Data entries
++++++++++
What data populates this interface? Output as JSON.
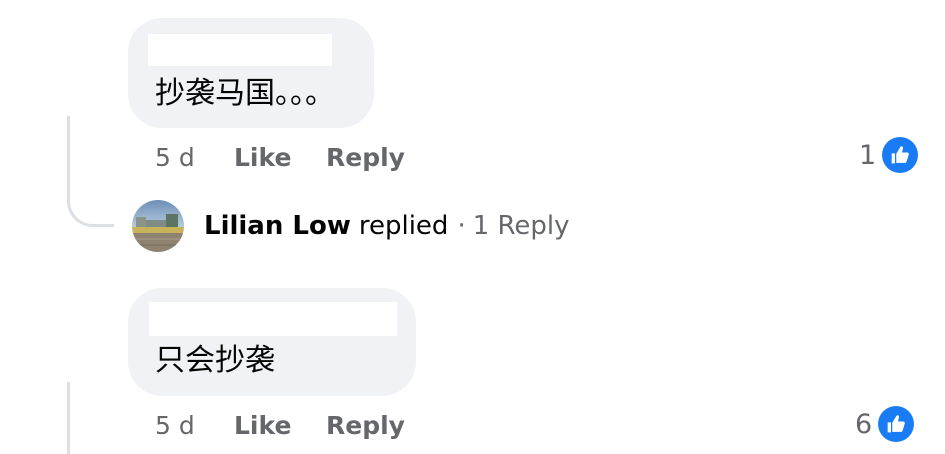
{
  "comments": [
    {
      "text": "抄袭马国。。。",
      "age": "5 d",
      "like_label": "Like",
      "reply_label": "Reply",
      "reactions": "1"
    },
    {
      "text": "只会抄袭",
      "age": "5 d",
      "like_label": "Like",
      "reply_label": "Reply",
      "reactions": "6"
    }
  ],
  "reply_summary": {
    "name": "Lilian Low",
    "verb": "replied",
    "separator": "·",
    "count_label": "1 Reply"
  },
  "icons": {
    "reaction": "thumbs-up-icon",
    "avatar": "avatar-photo"
  },
  "colors": {
    "bubble": "#f0f2f5",
    "muted_text": "#65676b",
    "primary_text": "#050505",
    "like_blue": "#1a7cf5",
    "thread_line": "#dcdfe4"
  }
}
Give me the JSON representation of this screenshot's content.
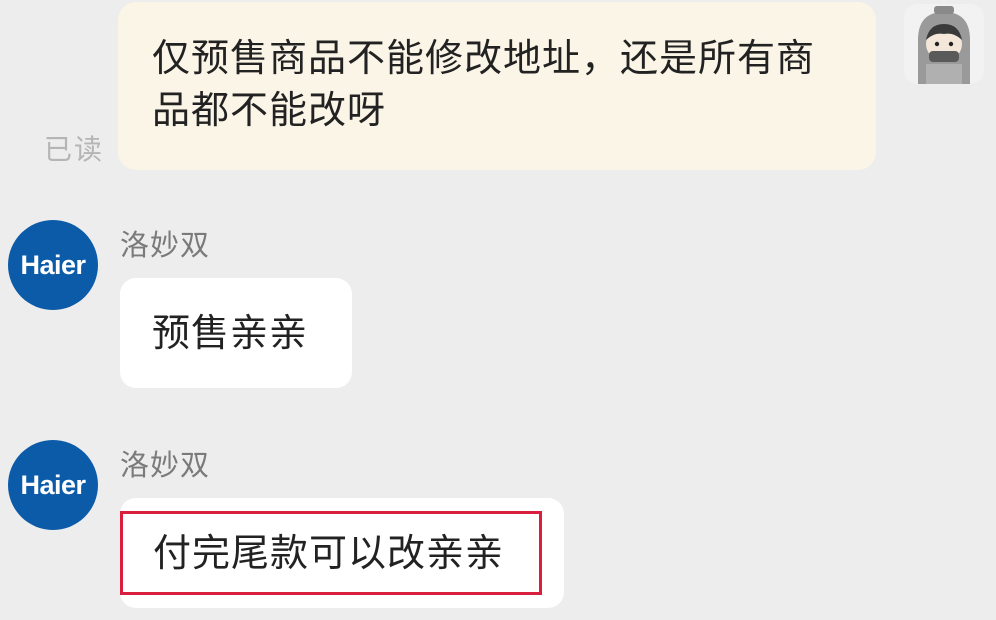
{
  "outgoing": {
    "text": "仅预售商品不能修改地址，还是所有商品都不能改呀",
    "read_status": "已读"
  },
  "incoming": [
    {
      "sender": "洛妙双",
      "avatar_text": "Haier",
      "text": "预售亲亲"
    },
    {
      "sender": "洛妙双",
      "avatar_text": "Haier",
      "text": "付完尾款可以改亲亲",
      "highlighted": true
    }
  ],
  "colors": {
    "background": "#ededed",
    "outgoing_bubble": "#fbf5e8",
    "incoming_bubble": "#ffffff",
    "brand_avatar": "#0b5ba9",
    "highlight_border": "#d8203e"
  }
}
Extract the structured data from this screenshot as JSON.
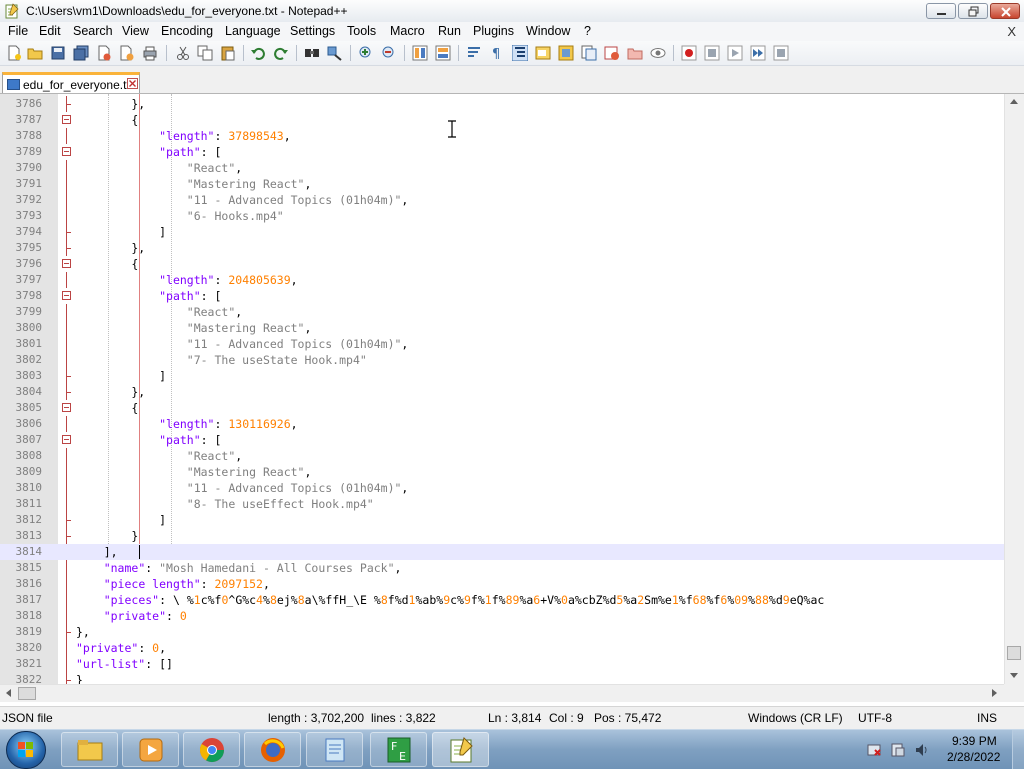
{
  "window": {
    "title": "C:\\Users\\vm1\\Downloads\\edu_for_everyone.txt - Notepad++"
  },
  "menu": [
    "File",
    "Edit",
    "Search",
    "View",
    "Encoding",
    "Language",
    "Settings",
    "Tools",
    "Macro",
    "Run",
    "Plugins",
    "Window",
    "?"
  ],
  "menu_close": "X",
  "tab": {
    "label": "edu_for_everyone.txt"
  },
  "editor": {
    "current_line": 3814,
    "lines": [
      {
        "n": "3786",
        "text": "        },"
      },
      {
        "n": "3787",
        "text": "        {"
      },
      {
        "n": "3788",
        "text": "            \"length\": 37898543,"
      },
      {
        "n": "3789",
        "text": "            \"path\": ["
      },
      {
        "n": "3790",
        "text": "                \"React\","
      },
      {
        "n": "3791",
        "text": "                \"Mastering React\","
      },
      {
        "n": "3792",
        "text": "                \"11 - Advanced Topics (01h04m)\","
      },
      {
        "n": "3793",
        "text": "                \"6- Hooks.mp4\""
      },
      {
        "n": "3794",
        "text": "            ]"
      },
      {
        "n": "3795",
        "text": "        },"
      },
      {
        "n": "3796",
        "text": "        {"
      },
      {
        "n": "3797",
        "text": "            \"length\": 204805639,"
      },
      {
        "n": "3798",
        "text": "            \"path\": ["
      },
      {
        "n": "3799",
        "text": "                \"React\","
      },
      {
        "n": "3800",
        "text": "                \"Mastering React\","
      },
      {
        "n": "3801",
        "text": "                \"11 - Advanced Topics (01h04m)\","
      },
      {
        "n": "3802",
        "text": "                \"7- The useState Hook.mp4\""
      },
      {
        "n": "3803",
        "text": "            ]"
      },
      {
        "n": "3804",
        "text": "        },"
      },
      {
        "n": "3805",
        "text": "        {"
      },
      {
        "n": "3806",
        "text": "            \"length\": 130116926,"
      },
      {
        "n": "3807",
        "text": "            \"path\": ["
      },
      {
        "n": "3808",
        "text": "                \"React\","
      },
      {
        "n": "3809",
        "text": "                \"Mastering React\","
      },
      {
        "n": "3810",
        "text": "                \"11 - Advanced Topics (01h04m)\","
      },
      {
        "n": "3811",
        "text": "                \"8- The useEffect Hook.mp4\""
      },
      {
        "n": "3812",
        "text": "            ]"
      },
      {
        "n": "3813",
        "text": "        }"
      },
      {
        "n": "3814",
        "text": "    ],"
      },
      {
        "n": "3815",
        "text": "    \"name\": \"Mosh Hamedani - All Courses Pack\","
      },
      {
        "n": "3816",
        "text": "    \"piece length\": 2097152,"
      },
      {
        "n": "3817",
        "text": "    \"pieces\": \"\\\" %1c%f0^G%c4%8ej%8a\\\"%ffH_\\\"E %8f%d1%ab%9c%9f%1f%89%a6+V%0a%cbZ%d5%a2Sm%e1%f68%f6%09%88%d9eQ%ac"
      },
      {
        "n": "3818",
        "text": "    \"private\": 0"
      },
      {
        "n": "3819",
        "text": "},"
      },
      {
        "n": "3820",
        "text": "\"private\": 0,"
      },
      {
        "n": "3821",
        "text": "\"url-list\": []"
      },
      {
        "n": "3822",
        "text": "}"
      }
    ]
  },
  "status": {
    "file_type": "JSON file",
    "length": "length : 3,702,200",
    "lines": "lines : 3,822",
    "ln": "Ln : 3,814",
    "col": "Col : 9",
    "pos": "Pos : 75,472",
    "eol": "Windows (CR LF)",
    "encoding": "UTF-8",
    "mode": "INS"
  },
  "taskbar": {
    "time": "9:39 PM",
    "date": "2/28/2022"
  }
}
++++++++++
Work instructions:
Every line is to be duplicated exactly, though pictures stay out.

Solution to this exercise:
What data populates this interface? Output as JSON.
{
  "comments": [
    {
      "text": "抄袭马国。。。",
      "age": "5 d",
      "like_label": "Like",
      "reply_label": "Reply",
      "reactions": "1"
    },
    {
      "text": "只会抄袭",
      "age": "5 d",
      "like_label": "Like",
      "reply_label": "Reply",
      "reactions": "6"
    }
  ],
  "reply_summary": {
    "name": "Lilian Low",
    "verb": "replied",
    "separator": "·",
    "count_label": "1 Reply"
  },
  "icons": {
    "reaction": "thumbs-up-icon",
    "avatar": "avatar-photo"
  },
  "colors": {
    "bubble": "#f0f2f5",
    "muted_text": "#65676b",
    "primary_text": "#050505",
    "like_blue": "#1a7cf5",
    "thread_line": "#dcdfe4"
  }
}
Give me the JSON representation of this screenshot's content.
{
  "outgoing": {
    "text": "仅预售商品不能修改地址，还是所有商品都不能改呀",
    "read_status": "已读"
  },
  "incoming": [
    {
      "sender": "洛妙双",
      "avatar_text": "Haier",
      "text": "预售亲亲"
    },
    {
      "sender": "洛妙双",
      "avatar_text": "Haier",
      "text": "付完尾款可以改亲亲",
      "highlighted": true
    }
  ],
  "colors": {
    "background": "#ededed",
    "outgoing_bubble": "#fbf5e8",
    "incoming_bubble": "#ffffff",
    "brand_avatar": "#0b5ba9",
    "highlight_border": "#d8203e"
  }
}
Extract the structured data from this screenshot as JSON.
{
  "window": {
    "title": "C:\\Users\\vm1\\Downloads\\edu_for_everyone.txt - Notepad++"
  },
  "menu": [
    "File",
    "Edit",
    "Search",
    "View",
    "Encoding",
    "Language",
    "Settings",
    "Tools",
    "Macro",
    "Run",
    "Plugins",
    "Window",
    "?"
  ],
  "menu_close": "X",
  "tab": {
    "label": "edu_for_everyone.txt"
  },
  "editor": {
    "current_line": 3814,
    "lines": [
      {
        "n": "3786",
        "text": "        },"
      },
      {
        "n": "3787",
        "text": "        {"
      },
      {
        "n": "3788",
        "text": "            \"length\": 37898543,"
      },
      {
        "n": "3789",
        "text": "            \"path\": ["
      },
      {
        "n": "3790",
        "text": "                \"React\","
      },
      {
        "n": "3791",
        "text": "                \"Mastering React\","
      },
      {
        "n": "3792",
        "text": "                \"11 - Advanced Topics (01h04m)\","
      },
      {
        "n": "3793",
        "text": "                \"6- Hooks.mp4\""
      },
      {
        "n": "3794",
        "text": "            ]"
      },
      {
        "n": "3795",
        "text": "        },"
      },
      {
        "n": "3796",
        "text": "        {"
      },
      {
        "n": "3797",
        "text": "            \"length\": 204805639,"
      },
      {
        "n": "3798",
        "text": "            \"path\": ["
      },
      {
        "n": "3799",
        "text": "                \"React\","
      },
      {
        "n": "3800",
        "text": "                \"Mastering React\","
      },
      {
        "n": "3801",
        "text": "                \"11 - Advanced Topics (01h04m)\","
      },
      {
        "n": "3802",
        "text": "                \"7- The useState Hook.mp4\""
      },
      {
        "n": "3803",
        "text": "            ]"
      },
      {
        "n": "3804",
        "text": "        },"
      },
      {
        "n": "3805",
        "text": "        {"
      },
      {
        "n": "3806",
        "text": "            \"length\": 130116926,"
      },
      {
        "n": "3807",
        "text": "            \"path\": ["
      },
      {
        "n": "3808",
        "text": "                \"React\","
      },
      {
        "n": "3809",
        "text": "                \"Mastering React\","
      },
      {
        "n": "3810",
        "text": "                \"11 - Advanced Topics (01h04m)\","
      },
      {
        "n": "3811",
        "text": "                \"8- The useEffect Hook.mp4\""
      },
      {
        "n": "3812",
        "text": "            ]"
      },
      {
        "n": "3813",
        "text": "        }"
      },
      {
        "n": "3814",
        "text": "    ],"
      },
      {
        "n": "3815",
        "text": "    \"name\": \"Mosh Hamedani - All Courses Pack\","
      },
      {
        "n": "3816",
        "text": "    \"piece length\": 2097152,"
      },
      {
        "n": "3817",
        "text": "    \"pieces\": \"\\\" %1c%f0^G%c4%8ej%8a\\\"%ffH_\\\"E %8f%d1%ab%9c%9f%1f%89%a6+V%0a%cbZ%d5%a2Sm%e1%f68%f6%09%88%d9eQ%ac"
      },
      {
        "n": "3818",
        "text": "    \"private\": 0"
      },
      {
        "n": "3819",
        "text": "},"
      },
      {
        "n": "3820",
        "text": "\"private\": 0,"
      },
      {
        "n": "3821",
        "text": "\"url-list\": []"
      },
      {
        "n": "3822",
        "text": "}"
      }
    ]
  },
  "status": {
    "file_type": "JSON file",
    "length": "length : 3,702,200",
    "lines": "lines : 3,822",
    "ln": "Ln : 3,814",
    "col": "Col : 9",
    "pos": "Pos : 75,472",
    "eol": "Windows (CR LF)",
    "encoding": "UTF-8",
    "mode": "INS"
  },
  "taskbar": {
    "time": "9:39 PM",
    "date": "2/28/2022"
  }
}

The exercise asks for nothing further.